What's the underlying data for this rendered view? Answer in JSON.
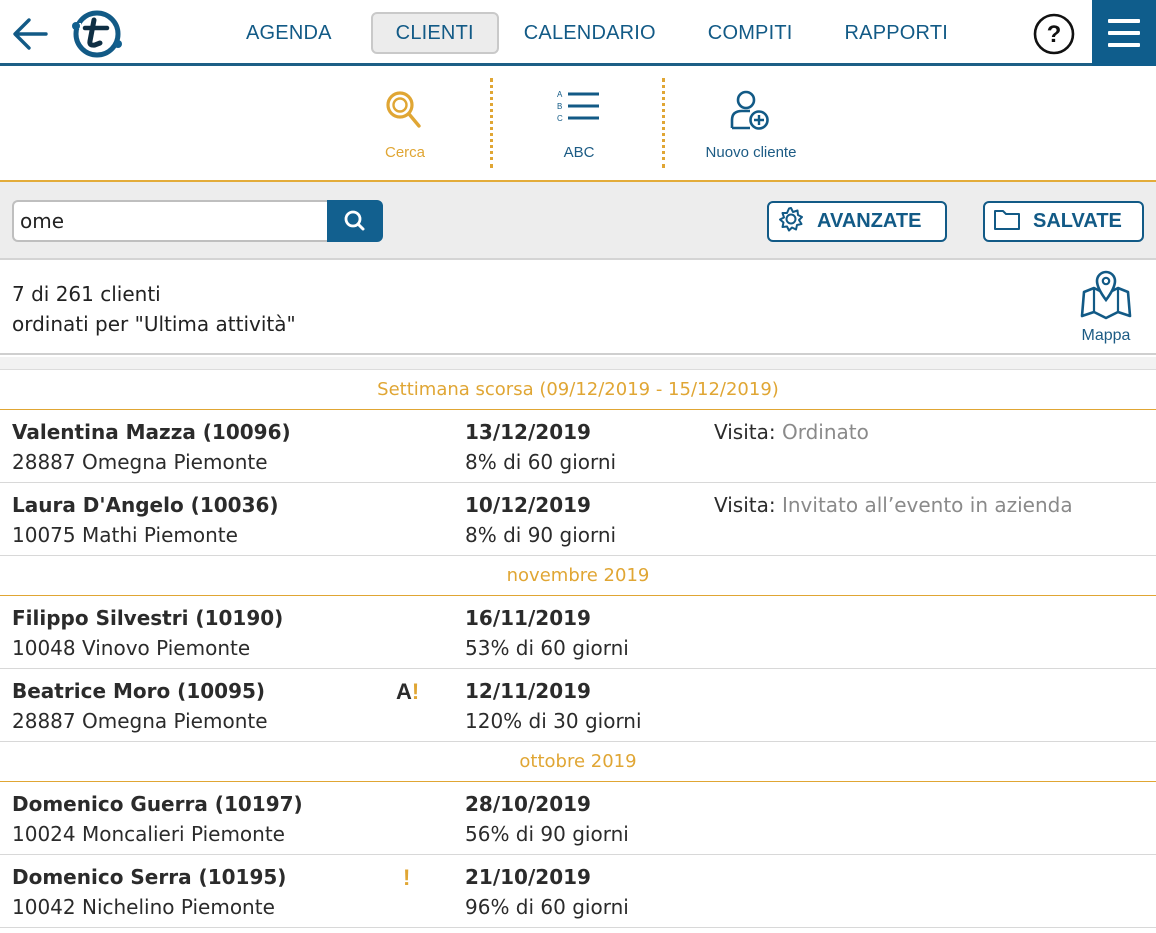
{
  "nav": {
    "tabs": [
      {
        "label": "AGENDA"
      },
      {
        "label": "CLIENTI"
      },
      {
        "label": "CALENDARIO"
      },
      {
        "label": "COMPITI"
      },
      {
        "label": "RAPPORTI"
      }
    ],
    "active_tab": "CLIENTI",
    "help_label": "?"
  },
  "tools": {
    "search_label": "Cerca",
    "abc_label": "ABC",
    "new_client_label": "Nuovo cliente",
    "abc_letters": [
      "A",
      "B",
      "C"
    ]
  },
  "search": {
    "value": "ome",
    "advanced_label": "AVANZATE",
    "saved_label": "SALVATE"
  },
  "summary": {
    "count_text": "7 di 261 clienti",
    "sort_text": "ordinati per \"Ultima attività\"",
    "map_label": "Mappa"
  },
  "groups": [
    {
      "title": "Settimana scorsa (09/12/2019 - 15/12/2019)",
      "rows": [
        {
          "name": "Valentina Mazza (10096)",
          "address": "28887 Omegna Piemonte",
          "date": "13/12/2019",
          "progress": "8% di 60 giorni",
          "activity_label": "Visita:",
          "activity_value": " Ordinato",
          "flag_a": "",
          "flag_ex": ""
        },
        {
          "name": "Laura D'Angelo (10036)",
          "address": "10075 Mathi Piemonte",
          "date": "10/12/2019",
          "progress": "8% di 90 giorni",
          "activity_label": "Visita:",
          "activity_value": " Invitato all’evento in azienda",
          "flag_a": "",
          "flag_ex": ""
        }
      ]
    },
    {
      "title": "novembre 2019",
      "rows": [
        {
          "name": "Filippo Silvestri (10190)",
          "address": "10048 Vinovo Piemonte",
          "date": "16/11/2019",
          "progress": "53% di 60 giorni",
          "activity_label": "",
          "activity_value": "",
          "flag_a": "",
          "flag_ex": ""
        },
        {
          "name": "Beatrice Moro (10095)",
          "address": "28887 Omegna Piemonte",
          "date": "12/11/2019",
          "progress": "120% di 30 giorni",
          "activity_label": "",
          "activity_value": "",
          "flag_a": "A",
          "flag_ex": "!"
        }
      ]
    },
    {
      "title": "ottobre 2019",
      "rows": [
        {
          "name": "Domenico Guerra (10197)",
          "address": "10024 Moncalieri Piemonte",
          "date": "28/10/2019",
          "progress": "56% di 90 giorni",
          "activity_label": "",
          "activity_value": "",
          "flag_a": "",
          "flag_ex": ""
        },
        {
          "name": "Domenico Serra (10195)",
          "address": "10042 Nichelino Piemonte",
          "date": "21/10/2019",
          "progress": "96% di 60 giorni",
          "activity_label": "",
          "activity_value": "",
          "flag_a": "",
          "flag_ex": "!"
        }
      ]
    }
  ],
  "colors": {
    "brand_blue": "#125a86",
    "accent_gold": "#e0a634",
    "muted_text": "#8a8a8a"
  },
  "icons": [
    "back-arrow-icon",
    "logo-icon",
    "help-icon",
    "hamburger-menu-icon",
    "magnifier-icon",
    "abc-list-icon",
    "add-user-icon",
    "search-icon",
    "gear-icon",
    "folder-icon",
    "map-pin-icon"
  ]
}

SET TASK:
Return the material exactly as given, apart from the pictures.

FULL OUTPUT:
What's the underlying data for this rendered view? Answer in JSON.
{
  "nav": {
    "tabs": [
      {
        "label": "AGENDA"
      },
      {
        "label": "CLIENTI"
      },
      {
        "label": "CALENDARIO"
      },
      {
        "label": "COMPITI"
      },
      {
        "label": "RAPPORTI"
      }
    ],
    "active_tab": "CLIENTI",
    "help_label": "?"
  },
  "tools": {
    "search_label": "Cerca",
    "abc_label": "ABC",
    "new_client_label": "Nuovo cliente",
    "abc_letters": [
      "A",
      "B",
      "C"
    ]
  },
  "search": {
    "value": "ome",
    "advanced_label": "AVANZATE",
    "saved_label": "SALVATE"
  },
  "summary": {
    "count_text": "7 di 261 clienti",
    "sort_text": "ordinati per \"Ultima attività\"",
    "map_label": "Mappa"
  },
  "groups": [
    {
      "title": "Settimana scorsa (09/12/2019 - 15/12/2019)",
      "rows": [
        {
          "name": "Valentina Mazza (10096)",
          "address": "28887 Omegna Piemonte",
          "date": "13/12/2019",
          "progress": "8% di 60 giorni",
          "activity_label": "Visita:",
          "activity_value": " Ordinato",
          "flag_a": "",
          "flag_ex": ""
        },
        {
          "name": "Laura D'Angelo (10036)",
          "address": "10075 Mathi Piemonte",
          "date": "10/12/2019",
          "progress": "8% di 90 giorni",
          "activity_label": "Visita:",
          "activity_value": " Invitato all’evento in azienda",
          "flag_a": "",
          "flag_ex": ""
        }
      ]
    },
    {
      "title": "novembre 2019",
      "rows": [
        {
          "name": "Filippo Silvestri (10190)",
          "address": "10048 Vinovo Piemonte",
          "date": "16/11/2019",
          "progress": "53% di 60 giorni",
          "activity_label": "",
          "activity_value": "",
          "flag_a": "",
          "flag_ex": ""
        },
        {
          "name": "Beatrice Moro (10095)",
          "address": "28887 Omegna Piemonte",
          "date": "12/11/2019",
          "progress": "120% di 30 giorni",
          "activity_label": "",
          "activity_value": "",
          "flag_a": "A",
          "flag_ex": "!"
        }
      ]
    },
    {
      "title": "ottobre 2019",
      "rows": [
        {
          "name": "Domenico Guerra (10197)",
          "address": "10024 Moncalieri Piemonte",
          "date": "28/10/2019",
          "progress": "56% di 90 giorni",
          "activity_label": "",
          "activity_value": "",
          "flag_a": "",
          "flag_ex": ""
        },
        {
          "name": "Domenico Serra (10195)",
          "address": "10042 Nichelino Piemonte",
          "date": "21/10/2019",
          "progress": "96% di 60 giorni",
          "activity_label": "",
          "activity_value": "",
          "flag_a": "",
          "flag_ex": "!"
        }
      ]
    }
  ],
  "colors": {
    "brand_blue": "#125a86",
    "accent_gold": "#e0a634",
    "muted_text": "#8a8a8a"
  },
  "icons": [
    "back-arrow-icon",
    "logo-icon",
    "help-icon",
    "hamburger-menu-icon",
    "magnifier-icon",
    "abc-list-icon",
    "add-user-icon",
    "search-icon",
    "gear-icon",
    "folder-icon",
    "map-pin-icon"
  ]
}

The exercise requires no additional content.